Your reply should be a single number: how many lines contain the string "Hospital".

[Extracted records]

Start

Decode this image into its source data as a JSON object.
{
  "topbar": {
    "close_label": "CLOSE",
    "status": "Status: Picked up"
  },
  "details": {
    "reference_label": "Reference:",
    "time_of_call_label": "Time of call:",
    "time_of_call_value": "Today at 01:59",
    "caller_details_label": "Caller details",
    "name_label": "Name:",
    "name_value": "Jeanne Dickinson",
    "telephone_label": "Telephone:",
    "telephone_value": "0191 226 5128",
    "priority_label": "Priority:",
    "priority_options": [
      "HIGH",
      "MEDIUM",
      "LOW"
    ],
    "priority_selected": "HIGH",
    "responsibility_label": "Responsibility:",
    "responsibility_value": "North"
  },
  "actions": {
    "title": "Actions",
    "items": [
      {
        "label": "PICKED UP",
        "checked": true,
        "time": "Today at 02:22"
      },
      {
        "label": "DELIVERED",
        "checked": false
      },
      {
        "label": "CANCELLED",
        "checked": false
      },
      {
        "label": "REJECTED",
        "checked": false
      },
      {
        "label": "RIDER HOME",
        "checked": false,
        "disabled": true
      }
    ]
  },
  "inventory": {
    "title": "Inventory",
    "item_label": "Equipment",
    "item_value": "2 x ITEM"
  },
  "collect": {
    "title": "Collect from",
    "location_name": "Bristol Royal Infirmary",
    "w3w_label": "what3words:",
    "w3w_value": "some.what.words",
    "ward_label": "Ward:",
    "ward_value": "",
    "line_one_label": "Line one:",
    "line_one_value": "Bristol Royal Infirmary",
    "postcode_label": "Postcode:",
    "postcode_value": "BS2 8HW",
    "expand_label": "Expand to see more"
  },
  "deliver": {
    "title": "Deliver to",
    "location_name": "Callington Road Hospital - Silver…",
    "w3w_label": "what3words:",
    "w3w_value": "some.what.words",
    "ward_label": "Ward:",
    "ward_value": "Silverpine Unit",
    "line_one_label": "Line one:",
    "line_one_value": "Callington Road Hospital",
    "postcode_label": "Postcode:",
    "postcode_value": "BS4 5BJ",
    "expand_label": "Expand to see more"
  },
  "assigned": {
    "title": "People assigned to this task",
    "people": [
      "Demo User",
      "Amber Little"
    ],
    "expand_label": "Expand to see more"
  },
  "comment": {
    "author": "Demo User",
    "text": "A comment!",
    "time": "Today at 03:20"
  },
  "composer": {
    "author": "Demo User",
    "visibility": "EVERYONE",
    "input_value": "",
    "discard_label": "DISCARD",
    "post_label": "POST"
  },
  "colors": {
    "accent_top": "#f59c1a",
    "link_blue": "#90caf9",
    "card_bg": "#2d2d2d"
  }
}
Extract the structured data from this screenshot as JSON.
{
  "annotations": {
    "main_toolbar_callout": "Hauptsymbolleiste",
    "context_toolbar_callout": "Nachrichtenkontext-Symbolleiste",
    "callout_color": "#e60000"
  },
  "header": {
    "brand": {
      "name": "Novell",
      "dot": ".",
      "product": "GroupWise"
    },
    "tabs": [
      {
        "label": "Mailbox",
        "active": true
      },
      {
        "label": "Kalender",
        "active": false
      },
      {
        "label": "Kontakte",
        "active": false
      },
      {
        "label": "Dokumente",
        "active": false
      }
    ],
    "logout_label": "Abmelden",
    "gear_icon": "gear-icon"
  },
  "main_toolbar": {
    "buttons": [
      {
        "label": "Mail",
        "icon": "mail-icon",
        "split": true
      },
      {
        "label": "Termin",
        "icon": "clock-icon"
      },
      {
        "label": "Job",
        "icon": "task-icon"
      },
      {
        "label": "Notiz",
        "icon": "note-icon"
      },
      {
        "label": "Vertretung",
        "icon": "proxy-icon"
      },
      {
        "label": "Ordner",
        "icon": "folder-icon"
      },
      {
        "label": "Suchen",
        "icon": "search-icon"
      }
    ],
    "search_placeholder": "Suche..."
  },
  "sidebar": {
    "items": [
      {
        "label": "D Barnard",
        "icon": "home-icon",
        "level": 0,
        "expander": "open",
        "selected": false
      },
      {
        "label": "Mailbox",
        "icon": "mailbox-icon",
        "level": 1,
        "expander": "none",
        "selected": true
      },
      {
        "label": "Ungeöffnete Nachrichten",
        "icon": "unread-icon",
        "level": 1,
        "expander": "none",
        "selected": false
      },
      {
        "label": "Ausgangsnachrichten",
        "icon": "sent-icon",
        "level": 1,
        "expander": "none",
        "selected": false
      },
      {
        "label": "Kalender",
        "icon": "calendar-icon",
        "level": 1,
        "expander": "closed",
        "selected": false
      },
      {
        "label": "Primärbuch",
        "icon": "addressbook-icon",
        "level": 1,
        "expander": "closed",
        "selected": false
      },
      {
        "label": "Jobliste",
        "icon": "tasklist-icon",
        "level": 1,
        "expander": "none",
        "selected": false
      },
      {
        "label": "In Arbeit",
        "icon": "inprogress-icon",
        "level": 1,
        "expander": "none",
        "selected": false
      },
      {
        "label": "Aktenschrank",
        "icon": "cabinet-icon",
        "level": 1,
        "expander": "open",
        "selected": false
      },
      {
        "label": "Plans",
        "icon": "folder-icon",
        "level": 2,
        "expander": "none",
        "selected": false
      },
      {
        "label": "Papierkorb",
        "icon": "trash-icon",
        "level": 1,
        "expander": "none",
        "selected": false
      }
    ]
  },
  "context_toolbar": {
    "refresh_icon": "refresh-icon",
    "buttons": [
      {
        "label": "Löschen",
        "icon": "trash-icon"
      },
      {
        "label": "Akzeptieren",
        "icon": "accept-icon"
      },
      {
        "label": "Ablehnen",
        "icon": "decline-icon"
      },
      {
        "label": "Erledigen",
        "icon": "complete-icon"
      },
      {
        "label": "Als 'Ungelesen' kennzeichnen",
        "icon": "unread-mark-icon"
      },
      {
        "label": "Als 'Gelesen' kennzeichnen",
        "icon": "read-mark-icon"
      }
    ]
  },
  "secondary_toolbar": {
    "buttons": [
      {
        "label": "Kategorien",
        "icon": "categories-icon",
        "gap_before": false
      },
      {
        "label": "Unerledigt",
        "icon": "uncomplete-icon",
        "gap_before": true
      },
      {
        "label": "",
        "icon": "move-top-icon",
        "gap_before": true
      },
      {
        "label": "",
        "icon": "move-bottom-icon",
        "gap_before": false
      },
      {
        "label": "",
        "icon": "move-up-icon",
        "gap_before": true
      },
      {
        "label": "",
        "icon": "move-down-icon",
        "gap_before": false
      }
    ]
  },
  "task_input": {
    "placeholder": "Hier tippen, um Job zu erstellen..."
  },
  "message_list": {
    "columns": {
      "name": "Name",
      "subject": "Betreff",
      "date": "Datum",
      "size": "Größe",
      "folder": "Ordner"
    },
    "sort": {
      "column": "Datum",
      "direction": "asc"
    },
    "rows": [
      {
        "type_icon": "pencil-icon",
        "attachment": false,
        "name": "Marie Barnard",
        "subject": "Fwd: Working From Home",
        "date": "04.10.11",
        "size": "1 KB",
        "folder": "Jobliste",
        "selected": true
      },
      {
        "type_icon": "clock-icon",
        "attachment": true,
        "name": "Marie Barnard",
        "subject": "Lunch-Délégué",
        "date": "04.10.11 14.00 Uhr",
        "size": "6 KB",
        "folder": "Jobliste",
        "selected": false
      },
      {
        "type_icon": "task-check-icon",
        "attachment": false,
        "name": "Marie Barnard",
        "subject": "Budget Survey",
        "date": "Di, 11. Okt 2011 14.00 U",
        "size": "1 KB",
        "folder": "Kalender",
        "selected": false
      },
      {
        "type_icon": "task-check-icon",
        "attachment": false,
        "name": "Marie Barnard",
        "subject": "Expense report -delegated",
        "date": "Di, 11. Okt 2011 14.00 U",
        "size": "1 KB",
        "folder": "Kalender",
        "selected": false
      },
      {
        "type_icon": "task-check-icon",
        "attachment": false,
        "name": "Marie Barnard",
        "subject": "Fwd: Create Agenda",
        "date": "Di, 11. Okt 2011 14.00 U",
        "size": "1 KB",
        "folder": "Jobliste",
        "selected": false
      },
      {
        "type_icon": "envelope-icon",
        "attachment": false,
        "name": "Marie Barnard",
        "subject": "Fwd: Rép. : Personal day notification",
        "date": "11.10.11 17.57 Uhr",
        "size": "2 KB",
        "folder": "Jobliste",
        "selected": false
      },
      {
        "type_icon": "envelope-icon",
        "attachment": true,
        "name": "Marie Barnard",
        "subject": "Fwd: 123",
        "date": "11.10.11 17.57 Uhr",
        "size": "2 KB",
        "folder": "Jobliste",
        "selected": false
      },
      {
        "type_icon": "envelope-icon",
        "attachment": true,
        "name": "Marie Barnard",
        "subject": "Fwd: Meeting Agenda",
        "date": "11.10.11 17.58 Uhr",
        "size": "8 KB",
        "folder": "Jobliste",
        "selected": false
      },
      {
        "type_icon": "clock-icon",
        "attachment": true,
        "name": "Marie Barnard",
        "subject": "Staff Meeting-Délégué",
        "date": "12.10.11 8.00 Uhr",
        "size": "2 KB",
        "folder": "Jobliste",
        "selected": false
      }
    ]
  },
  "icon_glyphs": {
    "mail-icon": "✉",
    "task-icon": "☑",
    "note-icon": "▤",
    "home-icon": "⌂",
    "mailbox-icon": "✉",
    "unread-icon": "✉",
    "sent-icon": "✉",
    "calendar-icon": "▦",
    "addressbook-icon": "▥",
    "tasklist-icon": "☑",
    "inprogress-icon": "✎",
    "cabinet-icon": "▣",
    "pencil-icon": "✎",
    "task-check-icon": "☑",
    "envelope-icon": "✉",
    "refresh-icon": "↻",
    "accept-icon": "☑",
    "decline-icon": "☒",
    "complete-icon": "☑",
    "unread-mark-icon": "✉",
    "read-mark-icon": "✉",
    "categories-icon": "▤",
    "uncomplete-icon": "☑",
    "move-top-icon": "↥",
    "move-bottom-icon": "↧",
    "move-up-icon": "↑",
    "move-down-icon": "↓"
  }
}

End

**Written answer:**
2